### EXERCISE GOAL
Transcribe the records below exactly, leaving out any pictures.

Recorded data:
· · · · · · ·

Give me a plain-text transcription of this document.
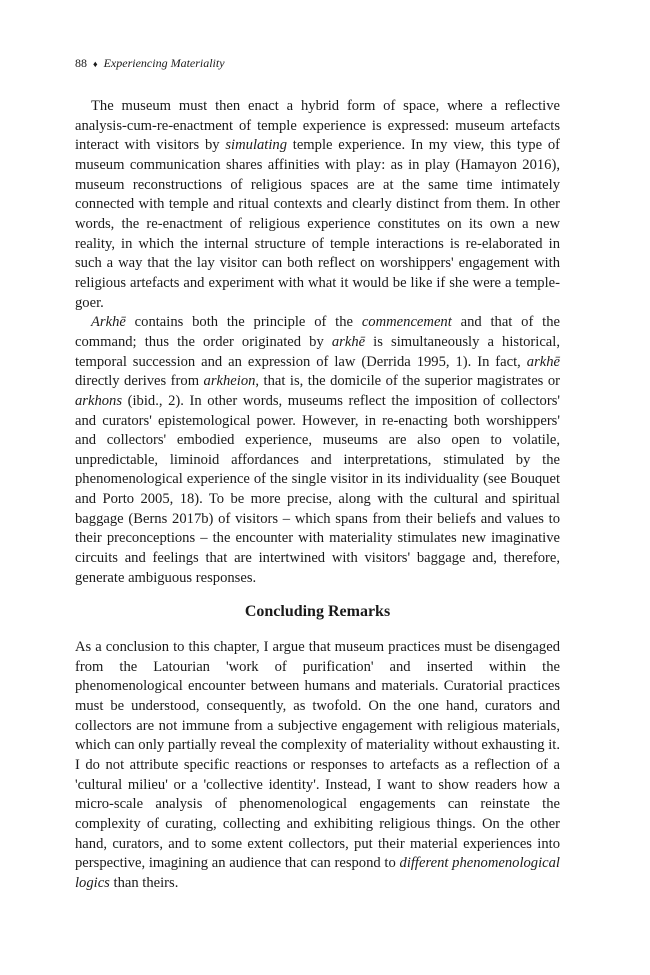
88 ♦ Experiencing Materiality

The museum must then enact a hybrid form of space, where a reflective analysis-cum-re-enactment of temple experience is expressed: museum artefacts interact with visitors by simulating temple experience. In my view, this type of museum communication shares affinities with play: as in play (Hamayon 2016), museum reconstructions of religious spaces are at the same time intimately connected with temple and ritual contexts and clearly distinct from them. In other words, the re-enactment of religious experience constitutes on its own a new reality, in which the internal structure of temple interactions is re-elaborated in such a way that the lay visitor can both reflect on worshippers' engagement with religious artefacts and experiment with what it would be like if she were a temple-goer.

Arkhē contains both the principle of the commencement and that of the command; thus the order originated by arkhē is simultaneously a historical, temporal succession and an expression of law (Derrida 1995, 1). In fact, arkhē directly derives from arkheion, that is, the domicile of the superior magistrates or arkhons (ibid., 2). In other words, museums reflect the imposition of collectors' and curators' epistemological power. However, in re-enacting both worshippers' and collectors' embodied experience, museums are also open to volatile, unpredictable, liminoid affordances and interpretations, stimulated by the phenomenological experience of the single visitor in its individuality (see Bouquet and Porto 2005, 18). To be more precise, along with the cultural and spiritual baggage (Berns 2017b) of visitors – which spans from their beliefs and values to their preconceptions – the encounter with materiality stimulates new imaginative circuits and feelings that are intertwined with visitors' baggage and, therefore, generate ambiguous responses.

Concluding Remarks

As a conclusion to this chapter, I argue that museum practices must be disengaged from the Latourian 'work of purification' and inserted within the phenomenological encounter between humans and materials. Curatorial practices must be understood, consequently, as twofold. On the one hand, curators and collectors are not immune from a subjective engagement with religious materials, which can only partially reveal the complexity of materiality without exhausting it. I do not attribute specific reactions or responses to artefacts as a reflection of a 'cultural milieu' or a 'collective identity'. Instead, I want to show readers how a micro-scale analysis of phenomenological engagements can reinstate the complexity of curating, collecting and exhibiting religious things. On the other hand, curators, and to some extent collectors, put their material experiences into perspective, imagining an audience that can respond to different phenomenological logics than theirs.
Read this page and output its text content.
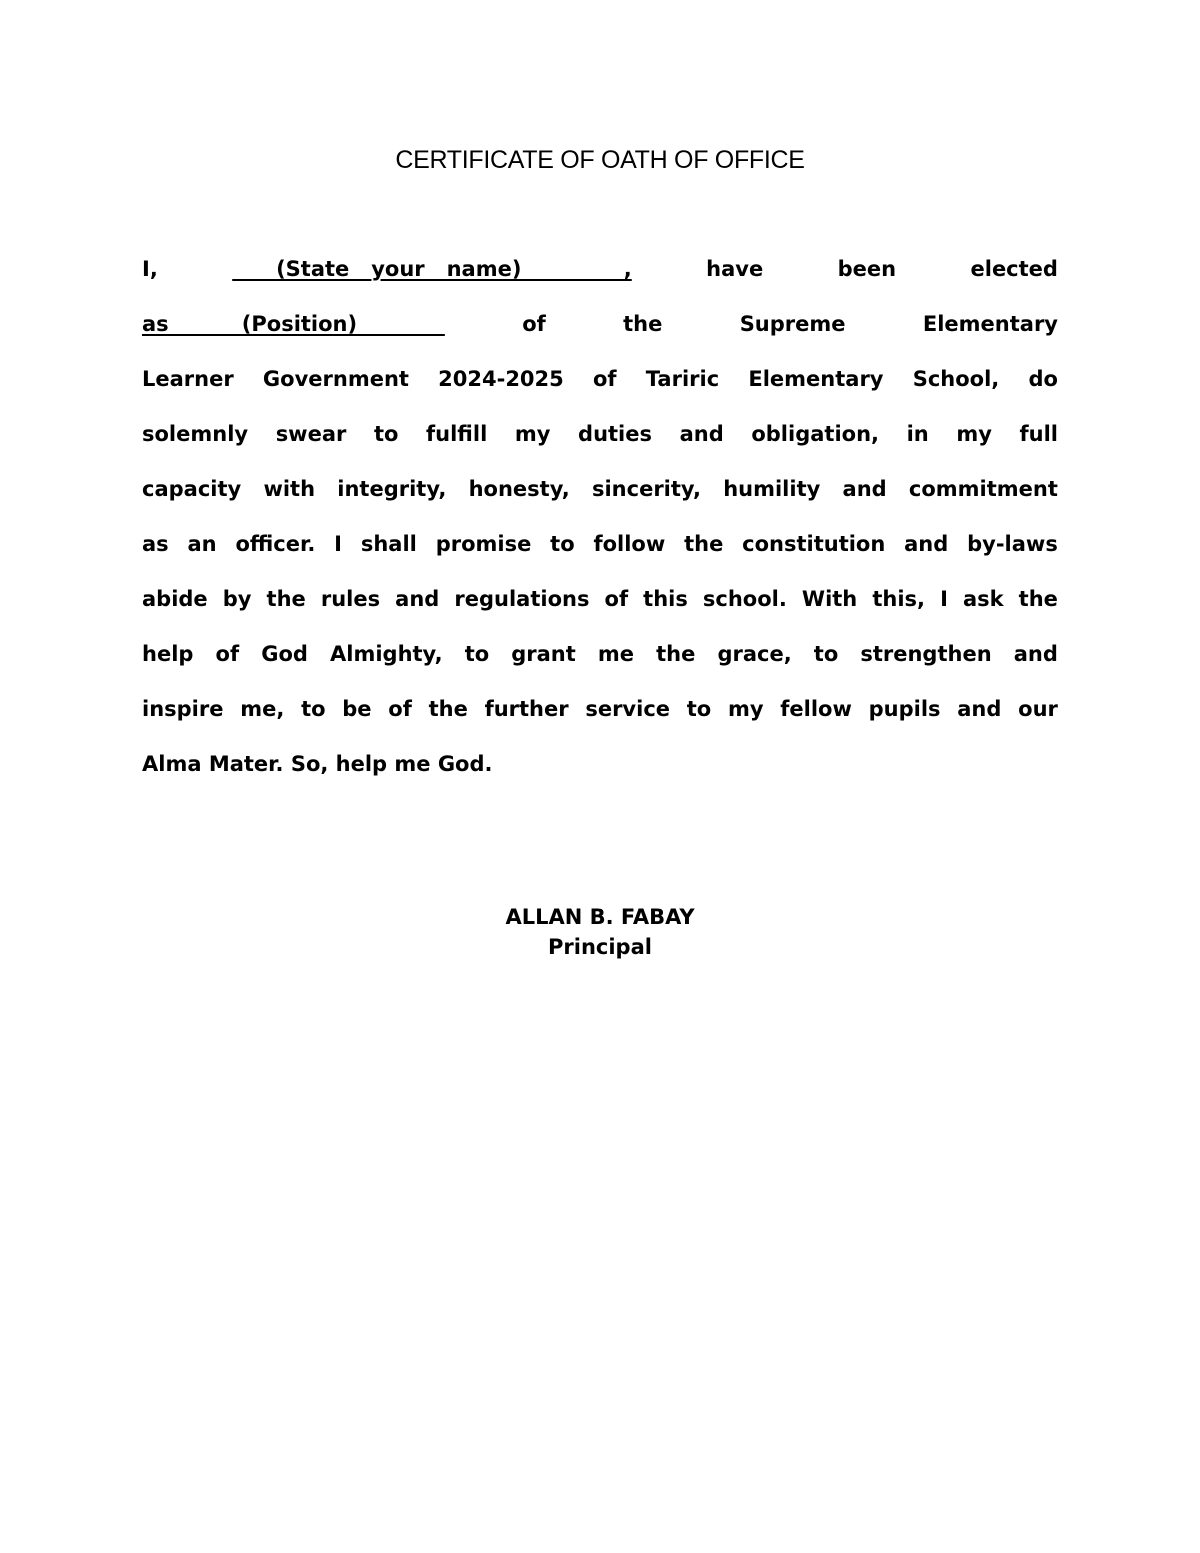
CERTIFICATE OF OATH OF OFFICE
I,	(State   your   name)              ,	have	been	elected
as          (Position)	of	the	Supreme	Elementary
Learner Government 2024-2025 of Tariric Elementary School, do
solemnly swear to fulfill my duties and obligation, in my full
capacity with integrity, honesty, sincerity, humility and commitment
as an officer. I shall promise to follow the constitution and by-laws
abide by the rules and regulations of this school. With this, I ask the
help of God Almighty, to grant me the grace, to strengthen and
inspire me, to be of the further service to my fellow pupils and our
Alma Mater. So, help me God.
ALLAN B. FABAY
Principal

· · · · · · ·

### RESPONSE BELOW
Give me a plain-text transcription of this document.
88 ♦ Experiencing Materiality

The museum must then enact a hybrid form of space, where a reflective analysis-cum-re-enactment of temple experience is expressed: museum artefacts interact with visitors by simulating temple experience. In my view, this type of museum communication shares affinities with play: as in play (Hamayon 2016), museum reconstructions of religious spaces are at the same time intimately connected with temple and ritual contexts and clearly distinct from them. In other words, the re-enactment of religious experience constitutes on its own a new reality, in which the internal structure of temple interactions is re-elaborated in such a way that the lay visitor can both reflect on worshippers' engagement with religious artefacts and experiment with what it would be like if she were a temple-goer.

Arkhē contains both the principle of the commencement and that of the command; thus the order originated by arkhē is simultaneously a historical, temporal succession and an expression of law (Derrida 1995, 1). In fact, arkhē directly derives from arkheion, that is, the domicile of the superior magistrates or arkhons (ibid., 2). In other words, museums reflect the imposition of collectors' and curators' epistemological power. However, in re-enacting both worshippers' and collectors' embodied experience, museums are also open to volatile, unpredictable, liminoid affordances and interpretations, stimulated by the phenomenological experience of the single visitor in its individuality (see Bouquet and Porto 2005, 18). To be more precise, along with the cultural and spiritual baggage (Berns 2017b) of visitors – which spans from their beliefs and values to their preconceptions – the encounter with materiality stimulates new imaginative circuits and feelings that are intertwined with visitors' baggage and, therefore, generate ambiguous responses.

Concluding Remarks

As a conclusion to this chapter, I argue that museum practices must be disengaged from the Latourian 'work of purification' and inserted within the phenomenological encounter between humans and materials. Curatorial practices must be understood, consequently, as twofold. On the one hand, curators and collectors are not immune from a subjective engagement with religious materials, which can only partially reveal the complexity of materiality without exhausting it. I do not attribute specific reactions or responses to artefacts as a reflection of a 'cultural milieu' or a 'collective identity'. Instead, I want to show readers how a micro-scale analysis of phenomenological engagements can reinstate the complexity of curating, collecting and exhibiting religious things. On the other hand, curators, and to some extent collectors, put their material experiences into perspective, imagining an audience that can respond to different phenomenological logics than theirs.
Read this page and output its text content.
CERTIFICATE OF OATH OF OFFICE
I,	(State   your   name)              ,	have	been	elected
as          (Position)	of	the	Supreme	Elementary
Learner Government 2024-2025 of Tariric Elementary School, do
solemnly swear to fulfill my duties and obligation, in my full
capacity with integrity, honesty, sincerity, humility and commitment
as an officer. I shall promise to follow the constitution and by-laws
abide by the rules and regulations of this school. With this, I ask the
help of God Almighty, to grant me the grace, to strengthen and
inspire me, to be of the further service to my fellow pupils and our
Alma Mater. So, help me God.
ALLAN B. FABAY
Principal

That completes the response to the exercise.